[Stored records]
--------------------------------------------------

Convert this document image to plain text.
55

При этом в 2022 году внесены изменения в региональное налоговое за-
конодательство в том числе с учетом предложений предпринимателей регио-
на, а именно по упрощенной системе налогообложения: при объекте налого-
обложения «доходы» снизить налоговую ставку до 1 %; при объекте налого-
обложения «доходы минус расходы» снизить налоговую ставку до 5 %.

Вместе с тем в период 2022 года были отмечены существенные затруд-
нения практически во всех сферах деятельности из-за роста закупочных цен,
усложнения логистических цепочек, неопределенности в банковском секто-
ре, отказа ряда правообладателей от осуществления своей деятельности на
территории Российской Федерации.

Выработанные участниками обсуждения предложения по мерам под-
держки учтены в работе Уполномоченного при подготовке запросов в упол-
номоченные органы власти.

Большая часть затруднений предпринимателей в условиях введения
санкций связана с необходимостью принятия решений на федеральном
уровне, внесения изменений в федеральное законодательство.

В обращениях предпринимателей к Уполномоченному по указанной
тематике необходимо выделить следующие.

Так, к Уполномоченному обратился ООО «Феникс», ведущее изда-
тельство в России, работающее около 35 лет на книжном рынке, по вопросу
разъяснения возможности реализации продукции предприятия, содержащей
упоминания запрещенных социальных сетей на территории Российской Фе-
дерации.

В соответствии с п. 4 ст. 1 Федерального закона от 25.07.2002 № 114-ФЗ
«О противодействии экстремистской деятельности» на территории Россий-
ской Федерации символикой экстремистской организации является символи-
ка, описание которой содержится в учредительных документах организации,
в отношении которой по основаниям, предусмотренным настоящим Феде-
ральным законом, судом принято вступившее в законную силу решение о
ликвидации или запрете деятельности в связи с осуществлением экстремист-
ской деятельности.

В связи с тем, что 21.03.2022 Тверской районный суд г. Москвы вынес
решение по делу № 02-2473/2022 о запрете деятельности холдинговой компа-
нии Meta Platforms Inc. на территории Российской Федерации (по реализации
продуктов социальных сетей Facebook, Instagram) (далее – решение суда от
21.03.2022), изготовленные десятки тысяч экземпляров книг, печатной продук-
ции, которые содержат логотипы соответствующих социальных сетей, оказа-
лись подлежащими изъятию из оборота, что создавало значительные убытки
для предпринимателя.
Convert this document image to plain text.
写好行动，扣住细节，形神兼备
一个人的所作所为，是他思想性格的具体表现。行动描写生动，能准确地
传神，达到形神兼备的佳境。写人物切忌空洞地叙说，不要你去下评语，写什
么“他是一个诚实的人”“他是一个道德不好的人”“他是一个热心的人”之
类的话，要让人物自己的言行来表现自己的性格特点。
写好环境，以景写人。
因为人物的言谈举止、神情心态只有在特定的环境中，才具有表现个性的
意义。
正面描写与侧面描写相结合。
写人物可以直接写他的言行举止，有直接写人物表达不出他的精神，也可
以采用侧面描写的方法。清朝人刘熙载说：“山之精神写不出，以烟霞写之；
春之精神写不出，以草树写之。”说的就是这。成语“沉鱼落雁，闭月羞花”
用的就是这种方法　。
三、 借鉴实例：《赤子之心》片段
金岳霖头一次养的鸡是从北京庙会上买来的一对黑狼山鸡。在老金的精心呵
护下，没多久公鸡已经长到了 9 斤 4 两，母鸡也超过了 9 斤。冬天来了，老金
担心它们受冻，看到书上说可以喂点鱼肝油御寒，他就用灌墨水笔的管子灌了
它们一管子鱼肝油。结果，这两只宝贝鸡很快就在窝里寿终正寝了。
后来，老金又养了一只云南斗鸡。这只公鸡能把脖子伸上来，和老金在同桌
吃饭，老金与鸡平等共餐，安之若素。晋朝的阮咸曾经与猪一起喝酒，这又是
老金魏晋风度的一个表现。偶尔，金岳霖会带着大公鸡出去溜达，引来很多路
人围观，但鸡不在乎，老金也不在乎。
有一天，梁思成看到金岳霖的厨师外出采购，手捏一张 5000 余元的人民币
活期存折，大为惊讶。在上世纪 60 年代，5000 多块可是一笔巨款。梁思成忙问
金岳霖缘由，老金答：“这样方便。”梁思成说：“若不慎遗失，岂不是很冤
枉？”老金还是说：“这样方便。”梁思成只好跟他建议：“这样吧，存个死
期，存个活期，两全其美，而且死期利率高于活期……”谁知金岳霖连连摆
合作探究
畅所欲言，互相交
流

--------------------------------------------------

Requirements:
From the records above, extract every entry exactly as given.

Exercise solution:
Convert this document image to plain text.
55

При этом в 2022 году внесены изменения в региональное налоговое за-
конодательство в том числе с учетом предложений предпринимателей регио-
на, а именно по упрощенной системе налогообложения: при объекте налого-
обложения «доходы» снизить налоговую ставку до 1 %; при объекте налого-
обложения «доходы минус расходы» снизить налоговую ставку до 5 %.

Вместе с тем в период 2022 года были отмечены существенные затруд-
нения практически во всех сферах деятельности из-за роста закупочных цен,
усложнения логистических цепочек, неопределенности в банковском секто-
ре, отказа ряда правообладателей от осуществления своей деятельности на
территории Российской Федерации.

Выработанные участниками обсуждения предложения по мерам под-
держки учтены в работе Уполномоченного при подготовке запросов в упол-
номоченные органы власти.

Большая часть затруднений предпринимателей в условиях введения
санкций связана с необходимостью принятия решений на федеральном
уровне, внесения изменений в федеральное законодательство.

В обращениях предпринимателей к Уполномоченному по указанной
тематике необходимо выделить следующие.

Так, к Уполномоченному обратился ООО «Феникс», ведущее изда-
тельство в России, работающее около 35 лет на книжном рынке, по вопросу
разъяснения возможности реализации продукции предприятия, содержащей
упоминания запрещенных социальных сетей на территории Российской Фе-
дерации.

В соответствии с п. 4 ст. 1 Федерального закона от 25.07.2002 № 114-ФЗ
«О противодействии экстремистской деятельности» на территории Россий-
ской Федерации символикой экстремистской организации является символи-
ка, описание которой содержится в учредительных документах организации,
в отношении которой по основаниям, предусмотренным настоящим Феде-
ральным законом, судом принято вступившее в законную силу решение о
ликвидации или запрете деятельности в связи с осуществлением экстремист-
ской деятельности.

В связи с тем, что 21.03.2022 Тверской районный суд г. Москвы вынес
решение по делу № 02-2473/2022 о запрете деятельности холдинговой компа-
нии Meta Platforms Inc. на территории Российской Федерации (по реализации
продуктов социальных сетей Facebook, Instagram) (далее – решение суда от
21.03.2022), изготовленные десятки тысяч экземпляров книг, печатной продук-
ции, которые содержат логотипы соответствующих социальных сетей, оказа-
лись подлежащими изъятию из оборота, что создавало значительные убытки
для предпринимателя.
Convert this document image to plain text.
写好行动，扣住细节，形神兼备
一个人的所作所为，是他思想性格的具体表现。行动描写生动，能准确地
传神，达到形神兼备的佳境。写人物切忌空洞地叙说，不要你去下评语，写什
么“他是一个诚实的人”“他是一个道德不好的人”“他是一个热心的人”之
类的话，要让人物自己的言行来表现自己的性格特点。
写好环境，以景写人。
因为人物的言谈举止、神情心态只有在特定的环境中，才具有表现个性的
意义。
正面描写与侧面描写相结合。
写人物可以直接写他的言行举止，有直接写人物表达不出他的精神，也可
以采用侧面描写的方法。清朝人刘熙载说：“山之精神写不出，以烟霞写之；
春之精神写不出，以草树写之。”说的就是这。成语“沉鱼落雁，闭月羞花”
用的就是这种方法　。
三、 借鉴实例：《赤子之心》片段
金岳霖头一次养的鸡是从北京庙会上买来的一对黑狼山鸡。在老金的精心呵
护下，没多久公鸡已经长到了 9 斤 4 两，母鸡也超过了 9 斤。冬天来了，老金
担心它们受冻，看到书上说可以喂点鱼肝油御寒，他就用灌墨水笔的管子灌了
它们一管子鱼肝油。结果，这两只宝贝鸡很快就在窝里寿终正寝了。
后来，老金又养了一只云南斗鸡。这只公鸡能把脖子伸上来，和老金在同桌
吃饭，老金与鸡平等共餐，安之若素。晋朝的阮咸曾经与猪一起喝酒，这又是
老金魏晋风度的一个表现。偶尔，金岳霖会带着大公鸡出去溜达，引来很多路
人围观，但鸡不在乎，老金也不在乎。
有一天，梁思成看到金岳霖的厨师外出采购，手捏一张 5000 余元的人民币
活期存折，大为惊讶。在上世纪 60 年代，5000 多块可是一笔巨款。梁思成忙问
金岳霖缘由，老金答：“这样方便。”梁思成说：“若不慎遗失，岂不是很冤
枉？”老金还是说：“这样方便。”梁思成只好跟他建议：“这样吧，存个死
期，存个活期，两全其美，而且死期利率高于活期……”谁知金岳霖连连摆
合作探究
畅所欲言，互相交
流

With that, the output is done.